[Start PROVIDED DATA]

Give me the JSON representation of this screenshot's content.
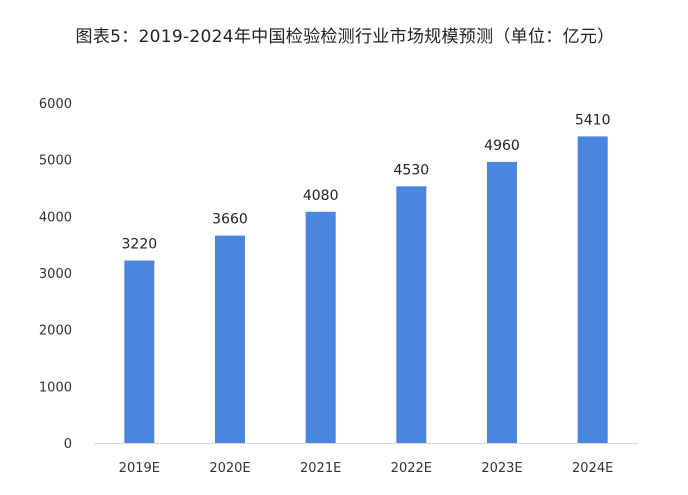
{
  "chart_data": {
    "type": "bar",
    "title": "图表5：2019-2024年中国检验检测行业市场规模预测（单位：亿元）",
    "categories": [
      "2019E",
      "2020E",
      "2021E",
      "2022E",
      "2023E",
      "2024E"
    ],
    "values": [
      3220,
      3660,
      4080,
      4530,
      4960,
      5410
    ],
    "xlabel": "",
    "ylabel": "",
    "ylim": [
      0,
      6000
    ],
    "yticks": [
      0,
      1000,
      2000,
      3000,
      4000,
      5000,
      6000
    ],
    "grid": false,
    "legend": "none",
    "bar_color": "#4a86e0",
    "axis_color": "#d9d9d9"
  }
}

[End PROVIDED DATA]

▶ **PROBLEM REQUIREMENTS**: Exclude the pictures and transcribe all of the entries exactly.

▶ **COMPLETE ANSWER**:
Give me the JSON representation of this screenshot's content.
{
  "chart_data": {
    "type": "bar",
    "title": "图表5：2019-2024年中国检验检测行业市场规模预测（单位：亿元）",
    "categories": [
      "2019E",
      "2020E",
      "2021E",
      "2022E",
      "2023E",
      "2024E"
    ],
    "values": [
      3220,
      3660,
      4080,
      4530,
      4960,
      5410
    ],
    "xlabel": "",
    "ylabel": "",
    "ylim": [
      0,
      6000
    ],
    "yticks": [
      0,
      1000,
      2000,
      3000,
      4000,
      5000,
      6000
    ],
    "grid": false,
    "legend": "none",
    "bar_color": "#4a86e0",
    "axis_color": "#d9d9d9"
  }
}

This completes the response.